• Your objective: Locate each line of the material that contains "text", then return it.

- - - - -

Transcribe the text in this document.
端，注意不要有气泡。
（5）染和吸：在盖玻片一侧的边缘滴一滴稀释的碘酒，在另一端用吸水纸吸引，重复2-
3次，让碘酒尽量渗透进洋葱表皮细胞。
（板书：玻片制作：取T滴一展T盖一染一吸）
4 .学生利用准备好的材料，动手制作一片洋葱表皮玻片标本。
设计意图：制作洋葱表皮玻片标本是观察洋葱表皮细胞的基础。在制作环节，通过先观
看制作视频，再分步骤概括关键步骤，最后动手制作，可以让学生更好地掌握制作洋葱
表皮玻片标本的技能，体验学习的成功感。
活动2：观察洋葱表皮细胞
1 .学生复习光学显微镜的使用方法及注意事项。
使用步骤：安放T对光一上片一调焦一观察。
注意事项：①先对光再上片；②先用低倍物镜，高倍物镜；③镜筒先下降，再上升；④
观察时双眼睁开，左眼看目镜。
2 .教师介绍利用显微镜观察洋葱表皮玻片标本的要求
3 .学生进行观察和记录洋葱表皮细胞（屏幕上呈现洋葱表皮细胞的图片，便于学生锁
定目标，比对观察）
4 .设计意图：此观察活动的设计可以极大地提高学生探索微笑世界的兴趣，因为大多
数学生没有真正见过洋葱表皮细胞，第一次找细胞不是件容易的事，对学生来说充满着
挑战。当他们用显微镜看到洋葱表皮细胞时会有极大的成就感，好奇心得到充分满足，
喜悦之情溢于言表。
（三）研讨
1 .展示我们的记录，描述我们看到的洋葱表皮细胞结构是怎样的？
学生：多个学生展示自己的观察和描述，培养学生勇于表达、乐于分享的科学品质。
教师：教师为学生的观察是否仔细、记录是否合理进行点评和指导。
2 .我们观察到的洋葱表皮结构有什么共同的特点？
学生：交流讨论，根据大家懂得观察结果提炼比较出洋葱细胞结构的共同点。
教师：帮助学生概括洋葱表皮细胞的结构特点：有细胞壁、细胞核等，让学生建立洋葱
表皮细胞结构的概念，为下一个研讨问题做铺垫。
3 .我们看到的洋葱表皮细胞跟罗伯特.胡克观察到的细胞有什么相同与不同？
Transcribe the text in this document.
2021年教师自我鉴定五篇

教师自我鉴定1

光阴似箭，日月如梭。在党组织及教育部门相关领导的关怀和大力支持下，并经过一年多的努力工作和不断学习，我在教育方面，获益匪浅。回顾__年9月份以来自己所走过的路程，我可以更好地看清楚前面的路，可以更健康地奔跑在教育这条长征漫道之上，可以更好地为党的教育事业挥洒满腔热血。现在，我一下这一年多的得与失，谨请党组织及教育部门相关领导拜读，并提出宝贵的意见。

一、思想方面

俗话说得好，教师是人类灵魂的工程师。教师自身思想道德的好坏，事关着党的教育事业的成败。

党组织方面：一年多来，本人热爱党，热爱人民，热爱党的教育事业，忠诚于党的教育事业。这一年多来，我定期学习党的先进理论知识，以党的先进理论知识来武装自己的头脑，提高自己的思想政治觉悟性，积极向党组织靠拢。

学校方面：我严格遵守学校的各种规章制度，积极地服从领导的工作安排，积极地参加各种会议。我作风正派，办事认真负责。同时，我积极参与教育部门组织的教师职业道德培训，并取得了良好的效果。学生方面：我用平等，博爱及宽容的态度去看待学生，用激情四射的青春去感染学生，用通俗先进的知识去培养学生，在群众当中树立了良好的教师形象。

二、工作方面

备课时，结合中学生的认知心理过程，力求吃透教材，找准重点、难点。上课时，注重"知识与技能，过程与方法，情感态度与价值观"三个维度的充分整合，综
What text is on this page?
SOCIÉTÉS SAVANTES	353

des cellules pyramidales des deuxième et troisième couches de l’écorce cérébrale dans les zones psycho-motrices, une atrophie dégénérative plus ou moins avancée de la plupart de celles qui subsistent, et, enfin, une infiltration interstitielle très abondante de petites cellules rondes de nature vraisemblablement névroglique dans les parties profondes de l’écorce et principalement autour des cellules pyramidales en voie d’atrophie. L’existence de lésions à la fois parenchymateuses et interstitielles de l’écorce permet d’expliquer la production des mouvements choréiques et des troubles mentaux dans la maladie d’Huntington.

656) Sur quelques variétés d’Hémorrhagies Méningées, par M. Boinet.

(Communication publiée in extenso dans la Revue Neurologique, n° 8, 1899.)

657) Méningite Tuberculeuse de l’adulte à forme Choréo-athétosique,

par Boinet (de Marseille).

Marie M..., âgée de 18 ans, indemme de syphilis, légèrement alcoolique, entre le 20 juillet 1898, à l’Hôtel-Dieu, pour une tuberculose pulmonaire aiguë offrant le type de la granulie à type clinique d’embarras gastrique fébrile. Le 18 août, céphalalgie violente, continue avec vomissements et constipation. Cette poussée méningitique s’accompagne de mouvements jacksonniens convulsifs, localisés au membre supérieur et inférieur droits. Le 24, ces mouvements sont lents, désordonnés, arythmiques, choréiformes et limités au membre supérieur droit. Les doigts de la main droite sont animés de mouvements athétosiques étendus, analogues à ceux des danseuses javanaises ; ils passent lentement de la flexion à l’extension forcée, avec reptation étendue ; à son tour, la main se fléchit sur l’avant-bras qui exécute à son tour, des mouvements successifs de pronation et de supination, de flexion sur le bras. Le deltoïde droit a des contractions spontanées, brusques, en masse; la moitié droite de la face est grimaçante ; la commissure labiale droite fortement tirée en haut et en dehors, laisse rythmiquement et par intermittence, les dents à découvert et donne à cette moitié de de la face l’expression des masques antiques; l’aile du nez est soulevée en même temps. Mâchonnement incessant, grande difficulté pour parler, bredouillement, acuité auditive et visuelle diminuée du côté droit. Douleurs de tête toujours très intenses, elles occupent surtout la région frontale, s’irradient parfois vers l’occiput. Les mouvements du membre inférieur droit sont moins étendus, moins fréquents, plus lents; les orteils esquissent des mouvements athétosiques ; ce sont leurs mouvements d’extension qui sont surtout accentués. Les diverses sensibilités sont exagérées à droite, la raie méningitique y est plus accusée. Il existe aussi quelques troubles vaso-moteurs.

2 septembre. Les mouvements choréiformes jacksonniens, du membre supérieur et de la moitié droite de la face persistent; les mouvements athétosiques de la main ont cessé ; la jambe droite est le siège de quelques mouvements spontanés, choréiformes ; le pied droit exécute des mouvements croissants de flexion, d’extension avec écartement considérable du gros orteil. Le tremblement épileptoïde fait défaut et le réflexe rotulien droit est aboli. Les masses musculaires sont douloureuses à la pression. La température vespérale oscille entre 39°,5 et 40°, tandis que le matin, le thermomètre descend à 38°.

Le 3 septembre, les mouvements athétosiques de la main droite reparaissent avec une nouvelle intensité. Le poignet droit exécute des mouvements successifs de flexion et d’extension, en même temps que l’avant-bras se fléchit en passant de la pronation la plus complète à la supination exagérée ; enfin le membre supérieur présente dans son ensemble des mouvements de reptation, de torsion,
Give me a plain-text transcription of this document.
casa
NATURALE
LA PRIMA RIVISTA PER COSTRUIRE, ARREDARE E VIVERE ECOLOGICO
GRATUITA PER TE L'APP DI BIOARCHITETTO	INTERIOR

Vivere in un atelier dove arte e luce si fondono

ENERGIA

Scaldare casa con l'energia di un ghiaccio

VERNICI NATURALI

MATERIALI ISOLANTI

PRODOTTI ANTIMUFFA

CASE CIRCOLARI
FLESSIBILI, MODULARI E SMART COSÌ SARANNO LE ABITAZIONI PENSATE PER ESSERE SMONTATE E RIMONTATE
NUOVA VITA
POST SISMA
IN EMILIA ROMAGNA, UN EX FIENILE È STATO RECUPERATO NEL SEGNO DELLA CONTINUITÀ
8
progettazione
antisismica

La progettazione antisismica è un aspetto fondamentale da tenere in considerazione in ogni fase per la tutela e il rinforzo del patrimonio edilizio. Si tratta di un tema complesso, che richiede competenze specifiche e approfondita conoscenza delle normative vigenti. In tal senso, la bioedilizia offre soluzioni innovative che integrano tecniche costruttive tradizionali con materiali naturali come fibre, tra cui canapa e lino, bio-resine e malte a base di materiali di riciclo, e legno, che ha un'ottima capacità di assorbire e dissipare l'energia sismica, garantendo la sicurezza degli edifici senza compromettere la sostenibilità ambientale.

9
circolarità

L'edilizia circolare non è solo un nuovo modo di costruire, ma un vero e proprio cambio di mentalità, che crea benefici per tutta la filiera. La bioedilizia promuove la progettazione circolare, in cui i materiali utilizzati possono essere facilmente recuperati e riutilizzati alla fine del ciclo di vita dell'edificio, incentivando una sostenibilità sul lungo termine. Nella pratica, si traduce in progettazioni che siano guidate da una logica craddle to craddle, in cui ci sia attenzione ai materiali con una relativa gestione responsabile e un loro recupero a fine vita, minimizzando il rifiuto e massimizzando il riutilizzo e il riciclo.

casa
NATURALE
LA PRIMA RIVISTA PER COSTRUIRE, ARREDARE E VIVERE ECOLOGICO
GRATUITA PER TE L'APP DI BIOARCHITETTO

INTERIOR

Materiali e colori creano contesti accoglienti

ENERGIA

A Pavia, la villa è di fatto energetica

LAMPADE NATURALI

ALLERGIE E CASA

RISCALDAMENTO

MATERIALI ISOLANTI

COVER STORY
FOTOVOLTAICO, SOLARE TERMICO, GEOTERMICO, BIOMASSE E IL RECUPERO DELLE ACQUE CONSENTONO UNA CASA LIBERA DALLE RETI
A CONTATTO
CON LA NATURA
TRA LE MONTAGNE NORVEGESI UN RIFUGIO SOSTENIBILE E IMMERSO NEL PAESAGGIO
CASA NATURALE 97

- - - - -

• Correct answer:
Transcribe the text in this document.
Transcribe the text in this document.
What text is on this page?
Give me a plain-text transcription of this document.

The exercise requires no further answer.